[BEGIN Records supplied]
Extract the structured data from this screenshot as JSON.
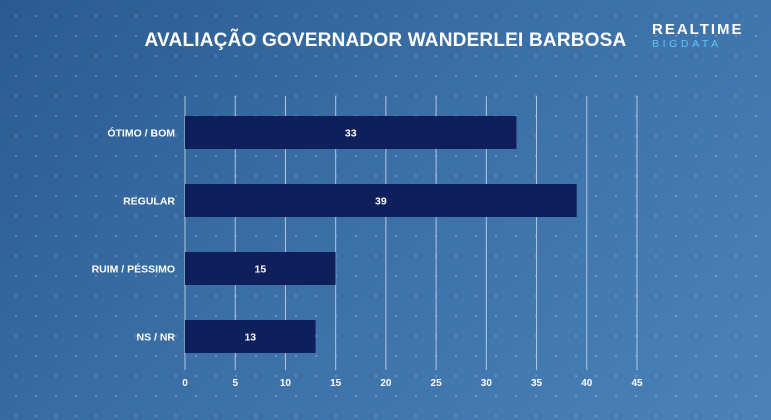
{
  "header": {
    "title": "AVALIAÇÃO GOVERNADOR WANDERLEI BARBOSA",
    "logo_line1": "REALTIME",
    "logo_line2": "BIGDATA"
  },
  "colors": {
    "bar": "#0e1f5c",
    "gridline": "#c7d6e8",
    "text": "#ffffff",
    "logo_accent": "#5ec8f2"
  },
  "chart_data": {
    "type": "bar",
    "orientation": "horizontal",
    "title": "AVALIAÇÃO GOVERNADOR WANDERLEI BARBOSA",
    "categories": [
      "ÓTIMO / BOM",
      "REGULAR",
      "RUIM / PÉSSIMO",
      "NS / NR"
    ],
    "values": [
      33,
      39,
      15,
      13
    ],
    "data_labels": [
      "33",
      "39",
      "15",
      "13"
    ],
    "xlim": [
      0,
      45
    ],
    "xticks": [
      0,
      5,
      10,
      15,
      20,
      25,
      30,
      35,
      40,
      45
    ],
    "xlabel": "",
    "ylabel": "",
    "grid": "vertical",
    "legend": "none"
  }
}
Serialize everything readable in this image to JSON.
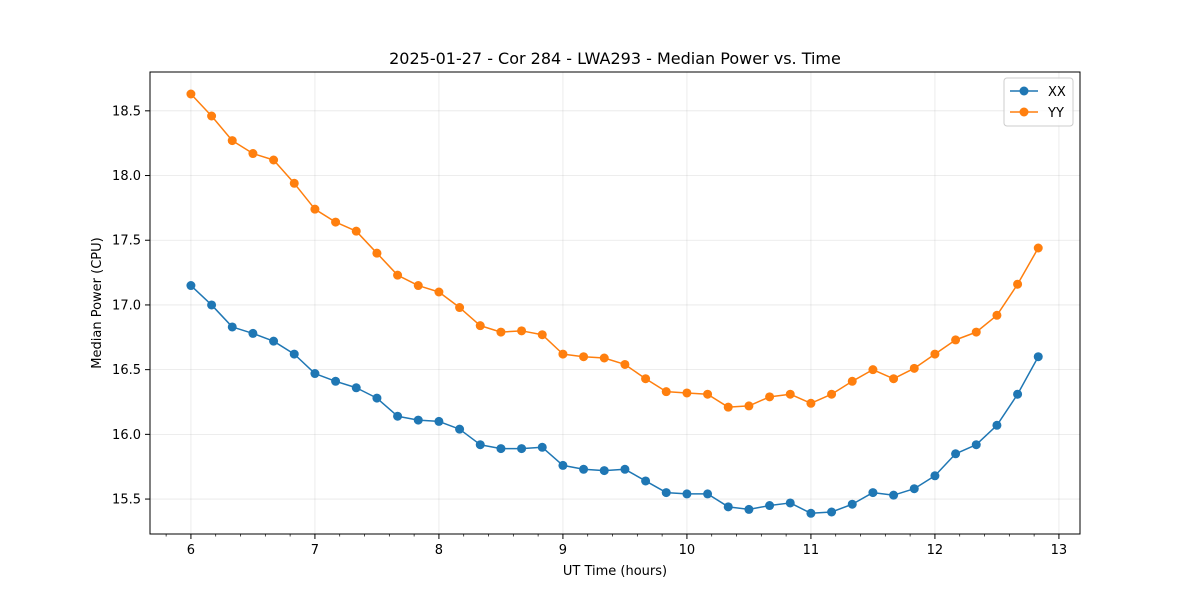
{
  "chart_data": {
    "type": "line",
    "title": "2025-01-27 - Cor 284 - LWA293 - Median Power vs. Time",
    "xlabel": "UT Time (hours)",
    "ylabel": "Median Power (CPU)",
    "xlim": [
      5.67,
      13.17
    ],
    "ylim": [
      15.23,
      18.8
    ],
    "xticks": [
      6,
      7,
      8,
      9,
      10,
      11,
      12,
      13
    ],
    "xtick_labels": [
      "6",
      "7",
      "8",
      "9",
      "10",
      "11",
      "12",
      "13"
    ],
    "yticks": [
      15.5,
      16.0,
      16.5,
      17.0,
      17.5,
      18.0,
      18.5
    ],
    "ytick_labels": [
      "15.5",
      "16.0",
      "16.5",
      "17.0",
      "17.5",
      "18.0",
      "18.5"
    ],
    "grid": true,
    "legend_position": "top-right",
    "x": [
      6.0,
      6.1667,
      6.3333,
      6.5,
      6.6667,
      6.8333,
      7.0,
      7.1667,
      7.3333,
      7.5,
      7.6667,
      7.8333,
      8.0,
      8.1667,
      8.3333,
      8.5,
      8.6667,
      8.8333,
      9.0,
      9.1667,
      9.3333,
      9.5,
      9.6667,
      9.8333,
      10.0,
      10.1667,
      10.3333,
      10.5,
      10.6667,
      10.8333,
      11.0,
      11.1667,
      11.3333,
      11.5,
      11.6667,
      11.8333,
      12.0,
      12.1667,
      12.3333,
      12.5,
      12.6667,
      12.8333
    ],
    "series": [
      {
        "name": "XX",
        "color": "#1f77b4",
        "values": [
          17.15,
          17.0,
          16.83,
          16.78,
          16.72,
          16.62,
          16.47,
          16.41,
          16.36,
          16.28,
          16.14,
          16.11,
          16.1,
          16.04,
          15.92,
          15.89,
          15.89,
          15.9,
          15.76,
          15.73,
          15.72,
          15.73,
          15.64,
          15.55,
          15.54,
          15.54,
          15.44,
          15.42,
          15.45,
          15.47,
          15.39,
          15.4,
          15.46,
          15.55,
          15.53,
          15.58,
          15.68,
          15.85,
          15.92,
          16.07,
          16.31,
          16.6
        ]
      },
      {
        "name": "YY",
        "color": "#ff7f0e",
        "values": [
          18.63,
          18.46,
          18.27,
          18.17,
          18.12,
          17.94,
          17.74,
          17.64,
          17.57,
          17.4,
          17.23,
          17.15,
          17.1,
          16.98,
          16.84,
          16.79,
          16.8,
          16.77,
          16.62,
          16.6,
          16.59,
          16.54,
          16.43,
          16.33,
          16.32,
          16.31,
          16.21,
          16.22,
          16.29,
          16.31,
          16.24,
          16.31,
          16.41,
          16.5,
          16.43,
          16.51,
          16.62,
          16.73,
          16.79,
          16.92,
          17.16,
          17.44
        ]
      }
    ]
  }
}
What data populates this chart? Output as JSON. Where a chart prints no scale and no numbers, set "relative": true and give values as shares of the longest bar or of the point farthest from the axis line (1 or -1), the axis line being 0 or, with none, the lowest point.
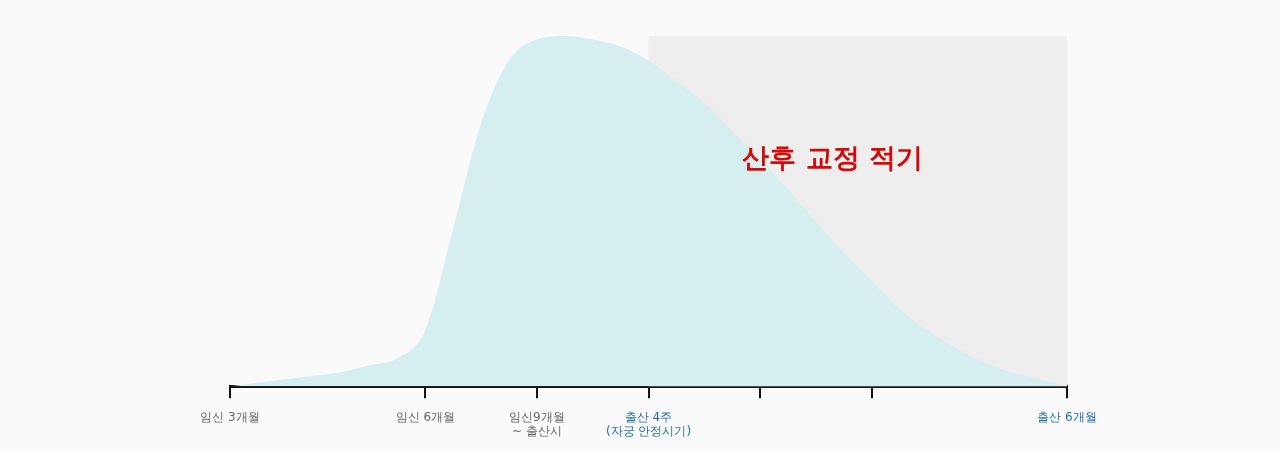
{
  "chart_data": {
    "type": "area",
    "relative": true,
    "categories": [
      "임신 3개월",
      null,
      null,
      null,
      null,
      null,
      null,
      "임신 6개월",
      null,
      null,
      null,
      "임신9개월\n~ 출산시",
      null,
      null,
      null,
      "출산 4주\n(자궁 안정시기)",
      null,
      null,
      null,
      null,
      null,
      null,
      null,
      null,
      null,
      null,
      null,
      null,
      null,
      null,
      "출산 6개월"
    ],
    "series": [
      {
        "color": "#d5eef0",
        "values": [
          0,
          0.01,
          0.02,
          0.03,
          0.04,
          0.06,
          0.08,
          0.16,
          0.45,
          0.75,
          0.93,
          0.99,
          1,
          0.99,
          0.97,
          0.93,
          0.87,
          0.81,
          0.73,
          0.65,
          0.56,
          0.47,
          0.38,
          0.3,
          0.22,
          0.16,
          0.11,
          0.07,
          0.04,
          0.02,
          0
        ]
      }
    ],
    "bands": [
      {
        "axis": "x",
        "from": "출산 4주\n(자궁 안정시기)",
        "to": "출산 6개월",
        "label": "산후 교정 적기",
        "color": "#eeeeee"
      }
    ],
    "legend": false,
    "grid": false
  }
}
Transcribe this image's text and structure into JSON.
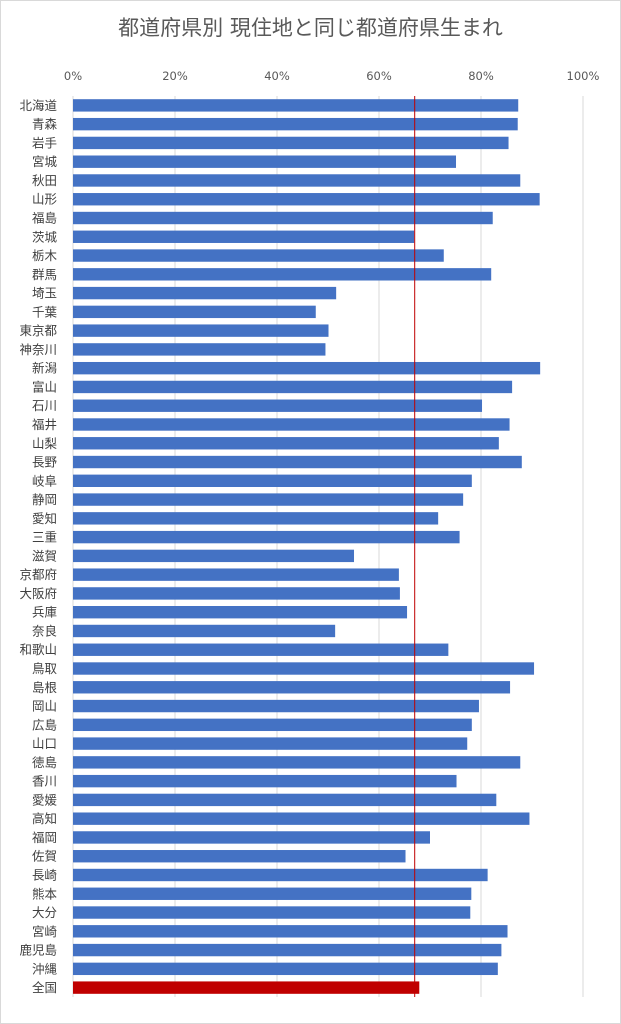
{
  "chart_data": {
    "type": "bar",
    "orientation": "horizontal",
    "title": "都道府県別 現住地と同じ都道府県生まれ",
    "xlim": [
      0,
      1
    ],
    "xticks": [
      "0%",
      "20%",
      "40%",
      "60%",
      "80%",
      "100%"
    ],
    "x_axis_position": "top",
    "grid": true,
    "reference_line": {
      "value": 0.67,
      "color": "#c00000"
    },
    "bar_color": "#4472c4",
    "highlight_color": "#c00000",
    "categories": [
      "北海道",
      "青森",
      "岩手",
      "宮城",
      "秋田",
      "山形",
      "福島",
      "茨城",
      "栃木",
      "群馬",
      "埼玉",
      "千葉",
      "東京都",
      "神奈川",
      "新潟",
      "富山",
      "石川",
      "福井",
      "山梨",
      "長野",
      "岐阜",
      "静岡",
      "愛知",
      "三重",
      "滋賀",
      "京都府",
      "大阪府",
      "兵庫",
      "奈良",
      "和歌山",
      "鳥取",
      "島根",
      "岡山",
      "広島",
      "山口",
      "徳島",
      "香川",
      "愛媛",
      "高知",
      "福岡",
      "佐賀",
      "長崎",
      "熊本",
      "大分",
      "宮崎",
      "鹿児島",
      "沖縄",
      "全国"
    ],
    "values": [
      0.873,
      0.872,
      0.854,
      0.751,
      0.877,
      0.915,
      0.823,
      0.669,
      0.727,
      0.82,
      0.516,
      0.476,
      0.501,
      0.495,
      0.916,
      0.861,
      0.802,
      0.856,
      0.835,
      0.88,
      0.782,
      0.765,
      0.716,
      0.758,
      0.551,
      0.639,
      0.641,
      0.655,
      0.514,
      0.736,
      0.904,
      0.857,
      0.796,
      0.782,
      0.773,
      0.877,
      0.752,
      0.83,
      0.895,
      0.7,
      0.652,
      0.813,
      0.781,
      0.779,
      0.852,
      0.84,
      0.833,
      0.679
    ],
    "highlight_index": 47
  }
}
[END Records supplied]
Work to complete:
Gather from the data above every line with the string "none".

Output for this exercise:
    "legend": "none"
What data populates this chart? Output as JSON. Where a chart prints no scale and no numbers, set "relative": true and give values as shares of the longest bar or of the point farthest from the axis line (1 or -1), the axis line being 0 or, with none, the lowest point.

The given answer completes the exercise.